PAGE EXCERPT:
== Segment start ==
Just four years after Danny Boyle’s celebration of Dr Who, the NHS and multiculturalism, England and Wales (though not Scotland, Northern Ireland and most of London) voted for Brexit. This set in motion an exodus of thousands of jobs and more than a trillion dollars in trade from the City, the economic engine of East London’s slow but steady regeneration a decade ago.
The Olympic Bell, the largest harmonically-tuned bell in the world, is so loud it put Sir Paul McCartney off during the ceremony as he sang the opening line of ‘Hey Jude’. Two metres high and weighing 22.91 tonnes, it has verse from Caliban’s speech in ‘The Tempest’ inscribed inside it: ‘Be not afeard, the isle is full of noises’, which featured in Boyle’s spectacular opening show. The verse was read by Kenneth Branagh, who replaced celebrated actor of stage and screen Mark Rylance three weeks before the event due to a family bereavement. Rylance’s Caliban would have channeled an altogether different kind of indigenous wildman in the ceremony, given the actor’s friendship and patronage of Brexiter, author and self-publishing technophobe Paul Kingsnorth. More recently, Oscar-winner Mark Rylance, worth an estimated $10 million, told The Times that, “If cinemas all close up I won’t be that upset.”
The commission for the Olympic Bell was given to the Whitechapel Bell Foundry. 16 miles from the Olympic site, on Whitechapel Road, the unobtrusive brick building with a wooden frontage and Eighteenth Century shutters faces a Superdrug. It’s near to the well-liked but unspectacular Altab Ali Park. Also nearby is Brick Lane’s thriving Bengali community, which co-exists happily with what remains of Whitechapel’s hipsters.
A Grade 2-listed historic building, the factory was in the Guinness Book of Records as Britain’s oldest manufacturing company, in continuous production for 450 years, 250 of those years at the East End site. It made the Liberty bell in Boston and the bell in Big Ben. The Olympic Bell was too large for the Whitechapel foundry to make it so it was outsourced and cast in bell bronze in the Netherlands, by Dutch Royal Eijsbouts. Prior to this, another English bell foundry, Taylor’s of Loughborough, had been approached for a quote for the commission. Taylor’s could have done with the work in 2012, having recently been bailed out by bell enthusiasts including the company’s former employees.
There can be few more evocative metaphors for England in the first decades of the Twenty First Century than the Olympic Bell which rang out across the world as Paul McCartney sang “Hey Jude, don’t make it bad” over a fake version of himself. The clip makes it look as though he’s singing to the chorus in his head while ignoring the entire population of Earth, who are watching a beloved entertainer and ambassador for British culture screwing something up. In fact, he had no idea what was going on. As he told NME later:
“Well, there’s this bloody great bell that we didn’t know about. A bloody 50-tonne bell. It was deafening. We were trying to figure out what key it was in, but it was in no key known to mankind.
== Segment end ==
EXTRACTED INFORMATION:
== Segment start ==
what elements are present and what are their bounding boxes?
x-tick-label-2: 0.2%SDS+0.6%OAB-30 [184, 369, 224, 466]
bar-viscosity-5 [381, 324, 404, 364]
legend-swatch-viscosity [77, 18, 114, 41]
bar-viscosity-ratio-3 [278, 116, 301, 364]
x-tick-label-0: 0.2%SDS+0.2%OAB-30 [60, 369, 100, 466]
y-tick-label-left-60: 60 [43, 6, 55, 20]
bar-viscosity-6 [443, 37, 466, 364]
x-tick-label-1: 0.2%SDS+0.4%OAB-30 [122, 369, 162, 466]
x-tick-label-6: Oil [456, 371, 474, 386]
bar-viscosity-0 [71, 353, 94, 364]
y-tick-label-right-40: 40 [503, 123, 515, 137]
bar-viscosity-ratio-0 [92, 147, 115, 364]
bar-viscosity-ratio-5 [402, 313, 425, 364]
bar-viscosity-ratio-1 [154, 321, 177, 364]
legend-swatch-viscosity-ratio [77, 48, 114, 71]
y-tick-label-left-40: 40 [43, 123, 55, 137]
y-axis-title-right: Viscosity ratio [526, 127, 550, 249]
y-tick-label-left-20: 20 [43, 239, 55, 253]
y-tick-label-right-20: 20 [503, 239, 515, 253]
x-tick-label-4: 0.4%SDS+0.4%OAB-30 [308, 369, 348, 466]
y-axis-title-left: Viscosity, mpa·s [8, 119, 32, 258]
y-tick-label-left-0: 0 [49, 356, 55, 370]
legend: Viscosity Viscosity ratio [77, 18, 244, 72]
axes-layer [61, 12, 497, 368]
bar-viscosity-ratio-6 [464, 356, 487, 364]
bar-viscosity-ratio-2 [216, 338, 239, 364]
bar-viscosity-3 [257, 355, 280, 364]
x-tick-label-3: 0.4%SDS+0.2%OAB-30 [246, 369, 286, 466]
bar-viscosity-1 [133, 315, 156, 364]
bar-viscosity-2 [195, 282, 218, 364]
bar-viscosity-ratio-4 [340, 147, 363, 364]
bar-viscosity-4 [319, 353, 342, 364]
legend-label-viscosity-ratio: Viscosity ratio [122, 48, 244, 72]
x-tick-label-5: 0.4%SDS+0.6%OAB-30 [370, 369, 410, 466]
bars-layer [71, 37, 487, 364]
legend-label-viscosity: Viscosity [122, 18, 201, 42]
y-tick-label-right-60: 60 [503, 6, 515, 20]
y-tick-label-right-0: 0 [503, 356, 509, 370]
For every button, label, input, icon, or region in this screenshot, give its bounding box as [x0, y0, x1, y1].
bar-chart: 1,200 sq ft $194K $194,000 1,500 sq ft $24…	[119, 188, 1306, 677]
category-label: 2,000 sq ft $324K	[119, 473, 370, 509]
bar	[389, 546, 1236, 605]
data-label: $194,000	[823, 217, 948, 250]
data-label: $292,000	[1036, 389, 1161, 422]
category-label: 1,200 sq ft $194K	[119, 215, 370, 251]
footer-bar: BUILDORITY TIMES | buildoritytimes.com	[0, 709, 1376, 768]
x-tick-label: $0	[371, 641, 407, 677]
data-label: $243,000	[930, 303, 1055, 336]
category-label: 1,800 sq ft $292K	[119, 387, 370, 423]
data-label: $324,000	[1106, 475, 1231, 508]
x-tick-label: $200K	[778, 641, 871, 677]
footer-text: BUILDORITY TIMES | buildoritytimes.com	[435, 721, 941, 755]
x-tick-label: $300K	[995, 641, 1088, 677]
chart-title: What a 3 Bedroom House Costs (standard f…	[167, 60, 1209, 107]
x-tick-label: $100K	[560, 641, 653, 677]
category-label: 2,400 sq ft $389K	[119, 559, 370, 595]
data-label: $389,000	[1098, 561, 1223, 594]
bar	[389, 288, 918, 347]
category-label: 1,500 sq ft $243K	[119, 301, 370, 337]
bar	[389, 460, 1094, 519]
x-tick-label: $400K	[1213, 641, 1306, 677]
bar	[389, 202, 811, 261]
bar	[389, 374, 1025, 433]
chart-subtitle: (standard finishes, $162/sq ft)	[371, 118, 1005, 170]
== Segment end ==
WORK REQUEST 1:
Using the Olympic Bell text, answer each question:
(a) Who read the verse from Caliban's speech at the opening show?
(b) Which company cast the Olympic Bell, and in what country?
(c) For how many years was the Whitechapel factory in continuous production?
WORK REQUEST 2:
Extend the Olympic Bell text, beginning right after its final sentence.
The items have nothing to do with what you are asked here.

RESULT 1:
(a) Kenneth Branagh
(b) Dutch Royal Eijsbouts, in the Netherlands
(c) 450 years

RESULT 2:
I’m supposed to start on the chord of F, so I’ve gotta go ‘Ding, ding, ding, F, F, F’. We were live, everyone was there, the world was ready and this bloody great bell goes off.
And I forgot I’ve gotta wait for it, so I go ‘Hey Jude…’ and someone presses the playback. So there’s me on the backing track and actual me, two of us singing.
[…] The drummer couldn’t look at me because he was in hysterics and I was thinking, ‘What have I done?’ There was no stopping, it was the Olympics.”
Resounding with the optimism of London in 2012, the open international city which had survived the bank crash and recession – Danny Boyle said the bell symbolised East London’s rebirth – the only parts of it that were ‘made’ in the city were the branding and the deal. The physical object was made by craftspeople in continental Europe, the Europe that England (though not the multicultural East End) voted to leave four years later, causing the loss of hundreds of thousands of jobs. The full impact of this is unknown for the time being, masked by a pandemic.
Four years after the Olympics, the Whitechapel Bell Foundry was closed and the business was sold off to US-based Raycliff Whitechapel LLP. In 2021, plans for a boutique hotel less than half an hour from London City Airport on the site are on hold as former employees try to acquire the factory and return it to its intended use, which is making bells. The new owner, Raycliff’s Bippy Siegal, is a New York venture capitalist who also has an investment in property development company and creators of bespoke private members “art” clubs, Soho House.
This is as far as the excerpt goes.